→ Work to be completed
Every record below should be printed exactly as given.

** START Information given **

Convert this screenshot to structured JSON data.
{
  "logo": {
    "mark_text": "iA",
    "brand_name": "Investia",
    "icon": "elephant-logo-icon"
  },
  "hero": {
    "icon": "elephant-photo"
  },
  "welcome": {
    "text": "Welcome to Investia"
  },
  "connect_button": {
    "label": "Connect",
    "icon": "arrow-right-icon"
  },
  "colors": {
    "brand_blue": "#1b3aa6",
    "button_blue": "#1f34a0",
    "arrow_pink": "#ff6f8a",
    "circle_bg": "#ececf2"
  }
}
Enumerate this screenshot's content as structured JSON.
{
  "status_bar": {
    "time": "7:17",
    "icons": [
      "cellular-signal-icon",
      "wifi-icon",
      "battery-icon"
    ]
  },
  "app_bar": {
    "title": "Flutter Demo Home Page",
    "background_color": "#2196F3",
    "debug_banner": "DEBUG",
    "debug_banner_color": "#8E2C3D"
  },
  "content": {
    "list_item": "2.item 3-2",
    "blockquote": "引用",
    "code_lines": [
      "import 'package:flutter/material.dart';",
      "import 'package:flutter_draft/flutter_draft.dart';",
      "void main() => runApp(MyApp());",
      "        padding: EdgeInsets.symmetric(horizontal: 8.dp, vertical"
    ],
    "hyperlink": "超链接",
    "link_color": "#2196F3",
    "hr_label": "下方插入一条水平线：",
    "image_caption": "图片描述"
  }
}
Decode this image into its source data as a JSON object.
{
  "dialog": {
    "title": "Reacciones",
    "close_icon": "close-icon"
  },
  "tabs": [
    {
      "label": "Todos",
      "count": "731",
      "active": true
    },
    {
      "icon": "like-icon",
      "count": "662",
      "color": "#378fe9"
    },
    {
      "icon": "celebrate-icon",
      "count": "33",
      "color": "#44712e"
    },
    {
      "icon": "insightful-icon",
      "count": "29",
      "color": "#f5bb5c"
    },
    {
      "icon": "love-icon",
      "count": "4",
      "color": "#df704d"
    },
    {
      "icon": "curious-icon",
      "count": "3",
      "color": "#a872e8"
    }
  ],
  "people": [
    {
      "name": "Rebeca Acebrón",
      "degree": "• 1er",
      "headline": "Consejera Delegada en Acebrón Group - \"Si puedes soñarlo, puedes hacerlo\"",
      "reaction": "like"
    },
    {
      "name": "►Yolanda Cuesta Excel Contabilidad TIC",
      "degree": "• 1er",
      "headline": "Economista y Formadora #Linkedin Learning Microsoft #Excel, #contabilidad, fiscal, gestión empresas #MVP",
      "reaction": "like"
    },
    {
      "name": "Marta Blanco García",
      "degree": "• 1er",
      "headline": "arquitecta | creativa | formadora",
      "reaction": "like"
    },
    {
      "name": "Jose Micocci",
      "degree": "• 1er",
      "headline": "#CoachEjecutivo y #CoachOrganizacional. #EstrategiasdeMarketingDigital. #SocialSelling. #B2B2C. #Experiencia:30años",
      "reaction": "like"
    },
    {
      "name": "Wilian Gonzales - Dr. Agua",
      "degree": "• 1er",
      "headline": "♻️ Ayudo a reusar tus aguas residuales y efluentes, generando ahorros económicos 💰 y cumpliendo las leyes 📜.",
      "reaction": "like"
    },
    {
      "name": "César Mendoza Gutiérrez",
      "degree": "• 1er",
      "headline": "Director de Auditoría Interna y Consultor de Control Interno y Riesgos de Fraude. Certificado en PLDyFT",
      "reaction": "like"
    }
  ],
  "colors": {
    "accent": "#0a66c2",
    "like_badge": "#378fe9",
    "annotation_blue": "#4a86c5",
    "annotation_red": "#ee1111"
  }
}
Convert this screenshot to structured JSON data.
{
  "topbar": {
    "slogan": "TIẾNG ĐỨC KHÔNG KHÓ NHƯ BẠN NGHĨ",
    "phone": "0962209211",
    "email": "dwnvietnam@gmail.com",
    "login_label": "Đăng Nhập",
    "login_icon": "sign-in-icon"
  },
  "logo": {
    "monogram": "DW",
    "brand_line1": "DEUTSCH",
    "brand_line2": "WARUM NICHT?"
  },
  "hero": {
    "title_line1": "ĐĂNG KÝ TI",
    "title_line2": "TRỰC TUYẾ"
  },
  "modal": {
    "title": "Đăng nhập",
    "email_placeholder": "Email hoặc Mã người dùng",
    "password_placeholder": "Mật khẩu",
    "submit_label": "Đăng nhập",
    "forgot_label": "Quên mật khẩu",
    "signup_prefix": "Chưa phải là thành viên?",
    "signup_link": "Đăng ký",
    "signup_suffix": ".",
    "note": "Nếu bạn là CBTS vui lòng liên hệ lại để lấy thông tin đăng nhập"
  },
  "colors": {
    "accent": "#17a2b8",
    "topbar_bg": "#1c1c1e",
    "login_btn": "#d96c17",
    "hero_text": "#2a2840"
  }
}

** END Information given **

→ Result of this exercise
Convert this screenshot to structured JSON data.
{
  "logo": {
    "mark_text": "iA",
    "brand_name": "Investia",
    "icon": "elephant-logo-icon"
  },
  "hero": {
    "icon": "elephant-photo"
  },
  "welcome": {
    "text": "Welcome to Investia"
  },
  "connect_button": {
    "label": "Connect",
    "icon": "arrow-right-icon"
  },
  "colors": {
    "brand_blue": "#1b3aa6",
    "button_blue": "#1f34a0",
    "arrow_pink": "#ff6f8a",
    "circle_bg": "#ececf2"
  }
}
Enumerate this screenshot's content as structured JSON.
{
  "status_bar": {
    "time": "7:17",
    "icons": [
      "cellular-signal-icon",
      "wifi-icon",
      "battery-icon"
    ]
  },
  "app_bar": {
    "title": "Flutter Demo Home Page",
    "background_color": "#2196F3",
    "debug_banner": "DEBUG",
    "debug_banner_color": "#8E2C3D"
  },
  "content": {
    "list_item": "2.item 3-2",
    "blockquote": "引用",
    "code_lines": [
      "import 'package:flutter/material.dart';",
      "import 'package:flutter_draft/flutter_draft.dart';",
      "void main() => runApp(MyApp());",
      "        padding: EdgeInsets.symmetric(horizontal: 8.dp, vertical"
    ],
    "hyperlink": "超链接",
    "link_color": "#2196F3",
    "hr_label": "下方插入一条水平线：",
    "image_caption": "图片描述"
  }
}
Decode this image into its source data as a JSON object.
{
  "dialog": {
    "title": "Reacciones",
    "close_icon": "close-icon"
  },
  "tabs": [
    {
      "label": "Todos",
      "count": "731",
      "active": true
    },
    {
      "icon": "like-icon",
      "count": "662",
      "color": "#378fe9"
    },
    {
      "icon": "celebrate-icon",
      "count": "33",
      "color": "#44712e"
    },
    {
      "icon": "insightful-icon",
      "count": "29",
      "color": "#f5bb5c"
    },
    {
      "icon": "love-icon",
      "count": "4",
      "color": "#df704d"
    },
    {
      "icon": "curious-icon",
      "count": "3",
      "color": "#a872e8"
    }
  ],
  "people": [
    {
      "name": "Rebeca Acebrón",
      "degree": "• 1er",
      "headline": "Consejera Delegada en Acebrón Group - \"Si puedes soñarlo, puedes hacerlo\"",
      "reaction": "like"
    },
    {
      "name": "►Yolanda Cuesta Excel Contabilidad TIC",
      "degree": "• 1er",
      "headline": "Economista y Formadora #Linkedin Learning Microsoft #Excel, #contabilidad, fiscal, gestión empresas #MVP",
      "reaction": "like"
    },
    {
      "name": "Marta Blanco García",
      "degree": "• 1er",
      "headline": "arquitecta | creativa | formadora",
      "reaction": "like"
    },
    {
      "name": "Jose Micocci",
      "degree": "• 1er",
      "headline": "#CoachEjecutivo y #CoachOrganizacional. #EstrategiasdeMarketingDigital. #SocialSelling. #B2B2C. #Experiencia:30años",
      "reaction": "like"
    },
    {
      "name": "Wilian Gonzales - Dr. Agua",
      "degree": "• 1er",
      "headline": "♻️ Ayudo a reusar tus aguas residuales y efluentes, generando ahorros económicos 💰 y cumpliendo las leyes 📜.",
      "reaction": "like"
    },
    {
      "name": "César Mendoza Gutiérrez",
      "degree": "• 1er",
      "headline": "Director de Auditoría Interna y Consultor de Control Interno y Riesgos de Fraude. Certificado en PLDyFT",
      "reaction": "like"
    }
  ],
  "colors": {
    "accent": "#0a66c2",
    "like_badge": "#378fe9",
    "annotation_blue": "#4a86c5",
    "annotation_red": "#ee1111"
  }
}
Convert this screenshot to structured JSON data.
{
  "topbar": {
    "slogan": "TIẾNG ĐỨC KHÔNG KHÓ NHƯ BẠN NGHĨ",
    "phone": "0962209211",
    "email": "dwnvietnam@gmail.com",
    "login_label": "Đăng Nhập",
    "login_icon": "sign-in-icon"
  },
  "logo": {
    "monogram": "DW",
    "brand_line1": "DEUTSCH",
    "brand_line2": "WARUM NICHT?"
  },
  "hero": {
    "title_line1": "ĐĂNG KÝ TI",
    "title_line2": "TRỰC TUYẾ"
  },
  "modal": {
    "title": "Đăng nhập",
    "email_placeholder": "Email hoặc Mã người dùng",
    "password_placeholder": "Mật khẩu",
    "submit_label": "Đăng nhập",
    "forgot_label": "Quên mật khẩu",
    "signup_prefix": "Chưa phải là thành viên?",
    "signup_link": "Đăng ký",
    "signup_suffix": ".",
    "note": "Nếu bạn là CBTS vui lòng liên hệ lại để lấy thông tin đăng nhập"
  },
  "colors": {
    "accent": "#17a2b8",
    "topbar_bg": "#1c1c1e",
    "login_btn": "#d96c17",
    "hero_text": "#2a2840"
  }
}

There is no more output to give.